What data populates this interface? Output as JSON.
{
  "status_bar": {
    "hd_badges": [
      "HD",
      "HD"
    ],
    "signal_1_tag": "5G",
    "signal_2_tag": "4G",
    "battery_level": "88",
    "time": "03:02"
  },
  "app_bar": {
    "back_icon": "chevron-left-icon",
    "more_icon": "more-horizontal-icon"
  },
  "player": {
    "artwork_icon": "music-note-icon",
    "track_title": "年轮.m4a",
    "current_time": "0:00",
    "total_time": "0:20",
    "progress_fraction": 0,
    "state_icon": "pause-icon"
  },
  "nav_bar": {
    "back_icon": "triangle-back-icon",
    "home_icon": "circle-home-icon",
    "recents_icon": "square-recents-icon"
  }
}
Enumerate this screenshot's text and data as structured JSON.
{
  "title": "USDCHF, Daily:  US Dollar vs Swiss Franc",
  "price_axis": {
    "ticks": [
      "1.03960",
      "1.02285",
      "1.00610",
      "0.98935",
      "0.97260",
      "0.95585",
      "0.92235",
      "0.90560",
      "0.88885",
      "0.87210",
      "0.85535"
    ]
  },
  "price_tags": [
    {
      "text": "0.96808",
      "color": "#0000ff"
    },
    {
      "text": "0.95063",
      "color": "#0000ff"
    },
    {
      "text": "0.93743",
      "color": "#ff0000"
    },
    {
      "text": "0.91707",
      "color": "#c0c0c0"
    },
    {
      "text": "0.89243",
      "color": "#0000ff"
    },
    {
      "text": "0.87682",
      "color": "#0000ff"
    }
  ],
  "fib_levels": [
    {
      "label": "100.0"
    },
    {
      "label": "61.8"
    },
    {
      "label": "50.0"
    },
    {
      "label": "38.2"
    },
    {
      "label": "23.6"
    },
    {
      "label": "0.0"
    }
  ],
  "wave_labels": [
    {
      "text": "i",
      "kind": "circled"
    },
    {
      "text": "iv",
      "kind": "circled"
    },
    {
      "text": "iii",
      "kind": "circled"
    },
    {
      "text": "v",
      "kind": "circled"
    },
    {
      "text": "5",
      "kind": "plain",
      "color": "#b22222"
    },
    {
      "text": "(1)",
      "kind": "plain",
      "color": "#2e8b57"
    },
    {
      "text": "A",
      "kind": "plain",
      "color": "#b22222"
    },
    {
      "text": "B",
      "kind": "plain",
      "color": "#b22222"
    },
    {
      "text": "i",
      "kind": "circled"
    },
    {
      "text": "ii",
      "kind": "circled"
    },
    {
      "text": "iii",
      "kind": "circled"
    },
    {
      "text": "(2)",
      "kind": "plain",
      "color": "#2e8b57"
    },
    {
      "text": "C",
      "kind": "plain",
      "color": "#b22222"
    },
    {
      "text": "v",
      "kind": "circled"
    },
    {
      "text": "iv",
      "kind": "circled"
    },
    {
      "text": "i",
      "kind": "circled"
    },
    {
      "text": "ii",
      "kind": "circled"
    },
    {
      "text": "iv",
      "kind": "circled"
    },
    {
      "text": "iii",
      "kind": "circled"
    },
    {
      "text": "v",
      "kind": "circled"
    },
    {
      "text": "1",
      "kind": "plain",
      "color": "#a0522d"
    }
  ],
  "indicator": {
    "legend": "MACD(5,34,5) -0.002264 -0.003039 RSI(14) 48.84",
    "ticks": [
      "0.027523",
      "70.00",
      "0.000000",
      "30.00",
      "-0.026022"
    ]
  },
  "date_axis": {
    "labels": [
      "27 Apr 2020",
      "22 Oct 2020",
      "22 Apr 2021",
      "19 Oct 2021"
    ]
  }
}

· · ·

▶ DIRECTIONS FOR THIS TASK: Write out the entire listing exactly.

▶ EXERCISE SOLUTION:
What data populates this interface? Output as JSON.
{
  "status_bar": {
    "hd_badges": [
      "HD",
      "HD"
    ],
    "signal_1_tag": "5G",
    "signal_2_tag": "4G",
    "battery_level": "88",
    "time": "03:02"
  },
  "app_bar": {
    "back_icon": "chevron-left-icon",
    "more_icon": "more-horizontal-icon"
  },
  "player": {
    "artwork_icon": "music-note-icon",
    "track_title": "年轮.m4a",
    "current_time": "0:00",
    "total_time": "0:20",
    "progress_fraction": 0,
    "state_icon": "pause-icon"
  },
  "nav_bar": {
    "back_icon": "triangle-back-icon",
    "home_icon": "circle-home-icon",
    "recents_icon": "square-recents-icon"
  }
}
Enumerate this screenshot's text and data as structured JSON.
{
  "title": "USDCHF, Daily:  US Dollar vs Swiss Franc",
  "price_axis": {
    "ticks": [
      "1.03960",
      "1.02285",
      "1.00610",
      "0.98935",
      "0.97260",
      "0.95585",
      "0.92235",
      "0.90560",
      "0.88885",
      "0.87210",
      "0.85535"
    ]
  },
  "price_tags": [
    {
      "text": "0.96808",
      "color": "#0000ff"
    },
    {
      "text": "0.95063",
      "color": "#0000ff"
    },
    {
      "text": "0.93743",
      "color": "#ff0000"
    },
    {
      "text": "0.91707",
      "color": "#c0c0c0"
    },
    {
      "text": "0.89243",
      "color": "#0000ff"
    },
    {
      "text": "0.87682",
      "color": "#0000ff"
    }
  ],
  "fib_levels": [
    {
      "label": "100.0"
    },
    {
      "label": "61.8"
    },
    {
      "label": "50.0"
    },
    {
      "label": "38.2"
    },
    {
      "label": "23.6"
    },
    {
      "label": "0.0"
    }
  ],
  "wave_labels": [
    {
      "text": "i",
      "kind": "circled"
    },
    {
      "text": "iv",
      "kind": "circled"
    },
    {
      "text": "iii",
      "kind": "circled"
    },
    {
      "text": "v",
      "kind": "circled"
    },
    {
      "text": "5",
      "kind": "plain",
      "color": "#b22222"
    },
    {
      "text": "(1)",
      "kind": "plain",
      "color": "#2e8b57"
    },
    {
      "text": "A",
      "kind": "plain",
      "color": "#b22222"
    },
    {
      "text": "B",
      "kind": "plain",
      "color": "#b22222"
    },
    {
      "text": "i",
      "kind": "circled"
    },
    {
      "text": "ii",
      "kind": "circled"
    },
    {
      "text": "iii",
      "kind": "circled"
    },
    {
      "text": "(2)",
      "kind": "plain",
      "color": "#2e8b57"
    },
    {
      "text": "C",
      "kind": "plain",
      "color": "#b22222"
    },
    {
      "text": "v",
      "kind": "circled"
    },
    {
      "text": "iv",
      "kind": "circled"
    },
    {
      "text": "i",
      "kind": "circled"
    },
    {
      "text": "ii",
      "kind": "circled"
    },
    {
      "text": "iv",
      "kind": "circled"
    },
    {
      "text": "iii",
      "kind": "circled"
    },
    {
      "text": "v",
      "kind": "circled"
    },
    {
      "text": "1",
      "kind": "plain",
      "color": "#a0522d"
    }
  ],
  "indicator": {
    "legend": "MACD(5,34,5) -0.002264 -0.003039 RSI(14) 48.84",
    "ticks": [
      "0.027523",
      "70.00",
      "0.000000",
      "30.00",
      "-0.026022"
    ]
  },
  "date_axis": {
    "labels": [
      "27 Apr 2020",
      "22 Oct 2020",
      "22 Apr 2021",
      "19 Oct 2021"
    ]
  }
}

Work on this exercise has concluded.